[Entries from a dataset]
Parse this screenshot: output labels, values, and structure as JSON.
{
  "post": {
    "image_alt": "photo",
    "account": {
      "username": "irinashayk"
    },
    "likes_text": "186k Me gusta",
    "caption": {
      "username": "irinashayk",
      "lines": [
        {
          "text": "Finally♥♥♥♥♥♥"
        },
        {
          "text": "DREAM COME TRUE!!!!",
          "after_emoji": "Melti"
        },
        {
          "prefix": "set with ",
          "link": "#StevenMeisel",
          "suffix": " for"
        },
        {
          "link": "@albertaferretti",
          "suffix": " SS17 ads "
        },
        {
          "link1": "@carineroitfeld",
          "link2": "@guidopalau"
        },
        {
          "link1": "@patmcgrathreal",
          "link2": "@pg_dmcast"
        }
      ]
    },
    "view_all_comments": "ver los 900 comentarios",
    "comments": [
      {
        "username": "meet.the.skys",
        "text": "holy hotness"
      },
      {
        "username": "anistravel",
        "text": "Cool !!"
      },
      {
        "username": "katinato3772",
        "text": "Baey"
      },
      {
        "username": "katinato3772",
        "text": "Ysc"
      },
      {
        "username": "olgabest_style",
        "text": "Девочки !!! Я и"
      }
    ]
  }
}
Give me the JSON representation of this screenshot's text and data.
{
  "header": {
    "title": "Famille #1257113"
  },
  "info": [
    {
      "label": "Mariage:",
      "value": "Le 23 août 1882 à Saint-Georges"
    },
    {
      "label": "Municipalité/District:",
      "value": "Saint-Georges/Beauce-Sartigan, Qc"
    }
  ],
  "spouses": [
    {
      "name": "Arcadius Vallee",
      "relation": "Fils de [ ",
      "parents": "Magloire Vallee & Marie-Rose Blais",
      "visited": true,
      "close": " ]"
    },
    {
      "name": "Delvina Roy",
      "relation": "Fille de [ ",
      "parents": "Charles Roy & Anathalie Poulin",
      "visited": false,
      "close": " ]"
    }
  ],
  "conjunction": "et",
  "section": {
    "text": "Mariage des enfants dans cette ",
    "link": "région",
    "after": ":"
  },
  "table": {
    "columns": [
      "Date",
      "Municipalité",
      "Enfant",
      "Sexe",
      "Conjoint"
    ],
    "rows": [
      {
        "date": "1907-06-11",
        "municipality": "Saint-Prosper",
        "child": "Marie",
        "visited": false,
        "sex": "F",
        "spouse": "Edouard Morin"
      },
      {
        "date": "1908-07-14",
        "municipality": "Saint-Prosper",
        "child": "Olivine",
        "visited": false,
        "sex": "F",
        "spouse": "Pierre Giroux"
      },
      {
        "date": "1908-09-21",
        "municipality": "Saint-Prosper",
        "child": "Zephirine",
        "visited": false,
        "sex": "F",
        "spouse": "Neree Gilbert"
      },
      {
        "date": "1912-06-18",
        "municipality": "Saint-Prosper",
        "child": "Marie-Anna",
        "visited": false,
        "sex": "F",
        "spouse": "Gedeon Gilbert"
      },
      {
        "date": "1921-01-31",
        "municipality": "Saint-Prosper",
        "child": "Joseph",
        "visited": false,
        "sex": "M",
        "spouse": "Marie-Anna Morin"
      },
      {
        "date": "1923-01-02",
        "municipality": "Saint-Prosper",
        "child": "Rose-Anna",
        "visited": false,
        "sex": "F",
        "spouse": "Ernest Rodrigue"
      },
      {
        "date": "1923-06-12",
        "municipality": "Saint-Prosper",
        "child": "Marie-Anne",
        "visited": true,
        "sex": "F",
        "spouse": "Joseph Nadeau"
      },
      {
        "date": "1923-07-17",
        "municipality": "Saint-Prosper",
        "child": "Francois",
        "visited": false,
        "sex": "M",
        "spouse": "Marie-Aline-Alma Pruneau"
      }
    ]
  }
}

◆ WRITTEN REQUEST
Each entry must be reproduced verbatim.

◆ CORRECT ANSWER
Parse this screenshot: output labels, values, and structure as JSON.
{
  "post": {
    "image_alt": "photo",
    "account": {
      "username": "irinashayk"
    },
    "likes_text": "186k Me gusta",
    "caption": {
      "username": "irinashayk",
      "lines": [
        {
          "text": "Finally♥♥♥♥♥♥"
        },
        {
          "text": "DREAM COME TRUE!!!!",
          "after_emoji": "Melti"
        },
        {
          "prefix": "set with ",
          "link": "#StevenMeisel",
          "suffix": " for"
        },
        {
          "link": "@albertaferretti",
          "suffix": " SS17 ads "
        },
        {
          "link1": "@carineroitfeld",
          "link2": "@guidopalau"
        },
        {
          "link1": "@patmcgrathreal",
          "link2": "@pg_dmcast"
        }
      ]
    },
    "view_all_comments": "ver los 900 comentarios",
    "comments": [
      {
        "username": "meet.the.skys",
        "text": "holy hotness"
      },
      {
        "username": "anistravel",
        "text": "Cool !!"
      },
      {
        "username": "katinato3772",
        "text": "Baey"
      },
      {
        "username": "katinato3772",
        "text": "Ysc"
      },
      {
        "username": "olgabest_style",
        "text": "Девочки !!! Я и"
      }
    ]
  }
}
Give me the JSON representation of this screenshot's text and data.
{
  "header": {
    "title": "Famille #1257113"
  },
  "info": [
    {
      "label": "Mariage:",
      "value": "Le 23 août 1882 à Saint-Georges"
    },
    {
      "label": "Municipalité/District:",
      "value": "Saint-Georges/Beauce-Sartigan, Qc"
    }
  ],
  "spouses": [
    {
      "name": "Arcadius Vallee",
      "relation": "Fils de [ ",
      "parents": "Magloire Vallee & Marie-Rose Blais",
      "visited": true,
      "close": " ]"
    },
    {
      "name": "Delvina Roy",
      "relation": "Fille de [ ",
      "parents": "Charles Roy & Anathalie Poulin",
      "visited": false,
      "close": " ]"
    }
  ],
  "conjunction": "et",
  "section": {
    "text": "Mariage des enfants dans cette ",
    "link": "région",
    "after": ":"
  },
  "table": {
    "columns": [
      "Date",
      "Municipalité",
      "Enfant",
      "Sexe",
      "Conjoint"
    ],
    "rows": [
      {
        "date": "1907-06-11",
        "municipality": "Saint-Prosper",
        "child": "Marie",
        "visited": false,
        "sex": "F",
        "spouse": "Edouard Morin"
      },
      {
        "date": "1908-07-14",
        "municipality": "Saint-Prosper",
        "child": "Olivine",
        "visited": false,
        "sex": "F",
        "spouse": "Pierre Giroux"
      },
      {
        "date": "1908-09-21",
        "municipality": "Saint-Prosper",
        "child": "Zephirine",
        "visited": false,
        "sex": "F",
        "spouse": "Neree Gilbert"
      },
      {
        "date": "1912-06-18",
        "municipality": "Saint-Prosper",
        "child": "Marie-Anna",
        "visited": false,
        "sex": "F",
        "spouse": "Gedeon Gilbert"
      },
      {
        "date": "1921-01-31",
        "municipality": "Saint-Prosper",
        "child": "Joseph",
        "visited": false,
        "sex": "M",
        "spouse": "Marie-Anna Morin"
      },
      {
        "date": "1923-01-02",
        "municipality": "Saint-Prosper",
        "child": "Rose-Anna",
        "visited": false,
        "sex": "F",
        "spouse": "Ernest Rodrigue"
      },
      {
        "date": "1923-06-12",
        "municipality": "Saint-Prosper",
        "child": "Marie-Anne",
        "visited": true,
        "sex": "F",
        "spouse": "Joseph Nadeau"
      },
      {
        "date": "1923-07-17",
        "municipality": "Saint-Prosper",
        "child": "Francois",
        "visited": false,
        "sex": "M",
        "spouse": "Marie-Aline-Alma Pruneau"
      }
    ]
  }
}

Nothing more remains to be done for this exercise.